PROBLEM REQUIREMENTS: Assemble all lines in which the string "progress" appears.

▶

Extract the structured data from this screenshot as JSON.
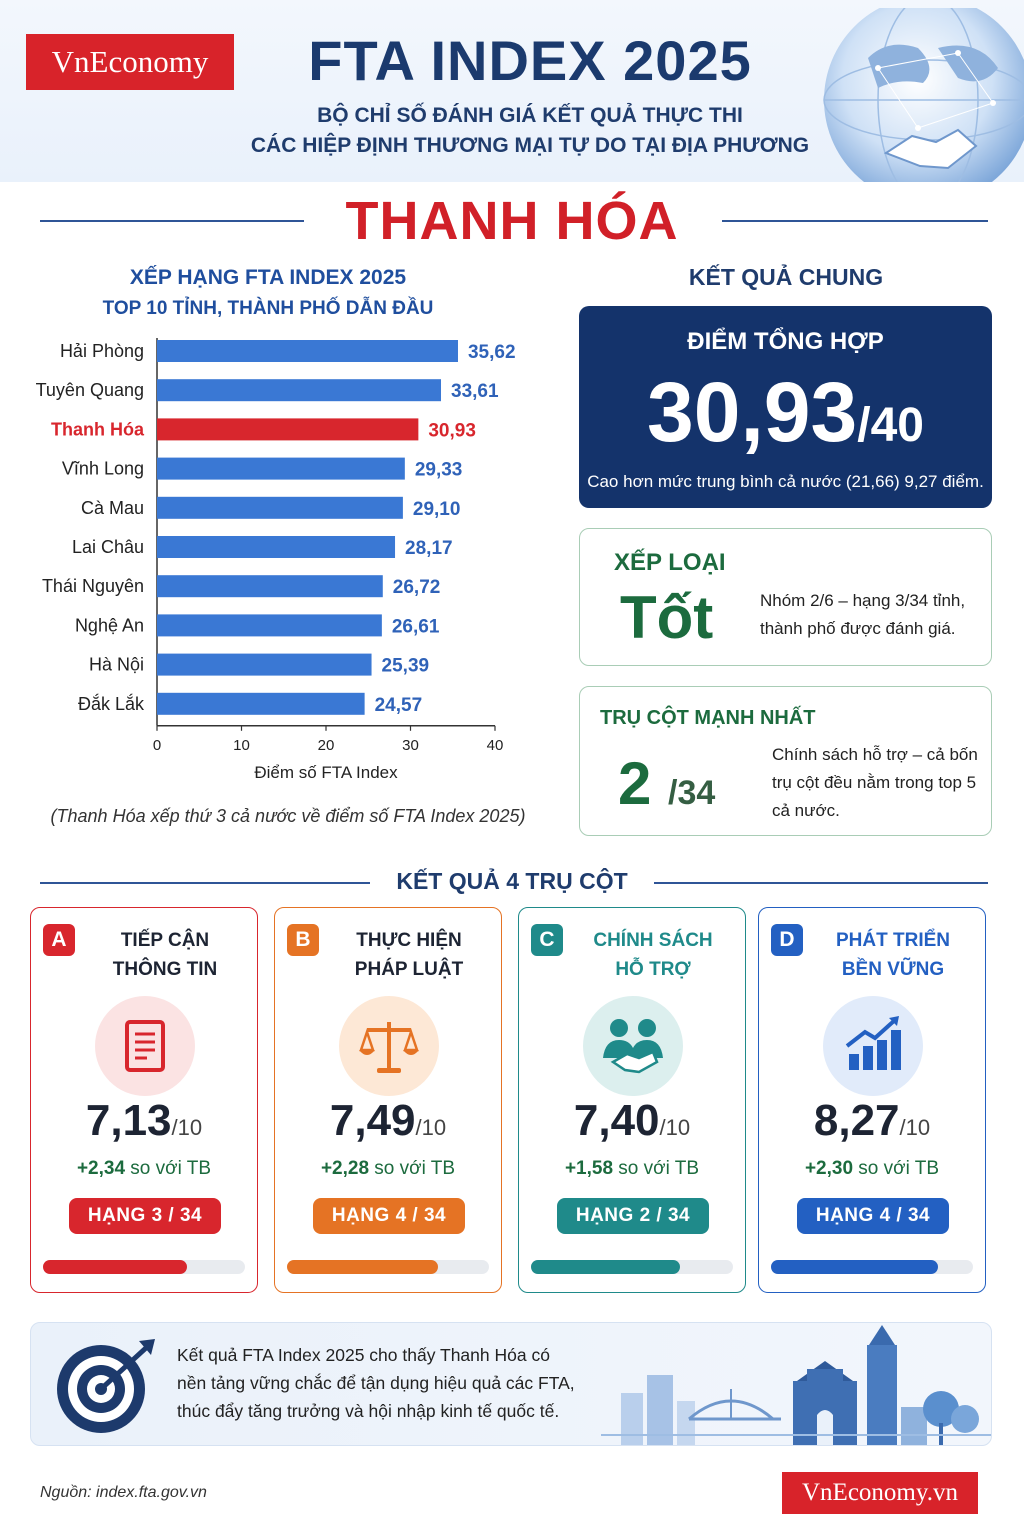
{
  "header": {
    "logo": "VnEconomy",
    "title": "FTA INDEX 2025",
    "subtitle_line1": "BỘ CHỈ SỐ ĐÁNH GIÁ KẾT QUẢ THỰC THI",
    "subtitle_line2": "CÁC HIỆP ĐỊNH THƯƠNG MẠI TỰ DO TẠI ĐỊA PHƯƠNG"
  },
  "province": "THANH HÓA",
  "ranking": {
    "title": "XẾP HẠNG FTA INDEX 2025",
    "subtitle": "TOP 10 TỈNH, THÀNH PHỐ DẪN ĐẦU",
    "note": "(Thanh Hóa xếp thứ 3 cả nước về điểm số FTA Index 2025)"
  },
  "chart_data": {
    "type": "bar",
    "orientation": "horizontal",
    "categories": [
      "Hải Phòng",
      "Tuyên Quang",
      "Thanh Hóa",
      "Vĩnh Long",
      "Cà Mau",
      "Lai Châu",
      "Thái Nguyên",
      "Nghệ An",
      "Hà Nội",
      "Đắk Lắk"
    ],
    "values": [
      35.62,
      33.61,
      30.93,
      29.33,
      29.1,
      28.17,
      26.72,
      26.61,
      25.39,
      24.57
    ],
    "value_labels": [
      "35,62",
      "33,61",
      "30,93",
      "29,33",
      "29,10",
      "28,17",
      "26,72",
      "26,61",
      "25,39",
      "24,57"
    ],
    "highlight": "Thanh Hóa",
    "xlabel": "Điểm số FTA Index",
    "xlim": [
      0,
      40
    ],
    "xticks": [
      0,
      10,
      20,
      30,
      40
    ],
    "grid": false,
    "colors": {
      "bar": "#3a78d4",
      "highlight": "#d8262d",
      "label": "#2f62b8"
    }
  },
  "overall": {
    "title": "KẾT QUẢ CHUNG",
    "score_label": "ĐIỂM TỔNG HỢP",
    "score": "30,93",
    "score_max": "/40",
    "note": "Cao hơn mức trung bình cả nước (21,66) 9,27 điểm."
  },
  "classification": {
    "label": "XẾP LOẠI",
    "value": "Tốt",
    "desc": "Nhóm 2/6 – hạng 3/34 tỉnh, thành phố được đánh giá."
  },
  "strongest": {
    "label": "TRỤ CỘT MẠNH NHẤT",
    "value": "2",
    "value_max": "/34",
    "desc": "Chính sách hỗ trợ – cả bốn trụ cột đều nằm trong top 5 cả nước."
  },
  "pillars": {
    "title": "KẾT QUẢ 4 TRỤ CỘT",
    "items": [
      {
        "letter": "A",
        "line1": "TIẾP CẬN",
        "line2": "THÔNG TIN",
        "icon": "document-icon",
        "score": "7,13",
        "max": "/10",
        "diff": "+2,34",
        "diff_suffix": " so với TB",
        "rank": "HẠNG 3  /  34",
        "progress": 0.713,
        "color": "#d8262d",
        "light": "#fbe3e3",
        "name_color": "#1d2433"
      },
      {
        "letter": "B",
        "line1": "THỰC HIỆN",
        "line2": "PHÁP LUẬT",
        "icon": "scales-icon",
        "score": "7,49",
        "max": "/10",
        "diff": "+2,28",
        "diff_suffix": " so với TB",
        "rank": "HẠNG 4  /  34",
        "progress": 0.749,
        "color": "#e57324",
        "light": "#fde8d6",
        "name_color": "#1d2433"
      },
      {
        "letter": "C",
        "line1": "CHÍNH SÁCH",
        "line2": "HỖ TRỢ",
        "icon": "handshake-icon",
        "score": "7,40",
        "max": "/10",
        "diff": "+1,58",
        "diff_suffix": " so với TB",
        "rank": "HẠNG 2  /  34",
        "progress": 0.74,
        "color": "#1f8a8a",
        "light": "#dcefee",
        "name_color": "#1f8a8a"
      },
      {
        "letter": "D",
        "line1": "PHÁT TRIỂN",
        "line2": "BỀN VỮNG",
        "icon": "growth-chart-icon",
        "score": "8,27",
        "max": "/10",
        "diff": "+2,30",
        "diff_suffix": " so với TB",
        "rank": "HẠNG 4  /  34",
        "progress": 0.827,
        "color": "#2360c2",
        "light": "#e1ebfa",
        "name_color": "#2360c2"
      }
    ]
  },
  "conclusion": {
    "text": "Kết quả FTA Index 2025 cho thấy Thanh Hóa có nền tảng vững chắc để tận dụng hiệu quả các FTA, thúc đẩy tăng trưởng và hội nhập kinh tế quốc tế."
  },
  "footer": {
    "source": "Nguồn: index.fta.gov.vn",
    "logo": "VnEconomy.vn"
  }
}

◀

EXERCISE RESULT:
        "progress": 0.713,
        "progress": 0.749,
        "progress": 0.74,
        "progress": 0.827,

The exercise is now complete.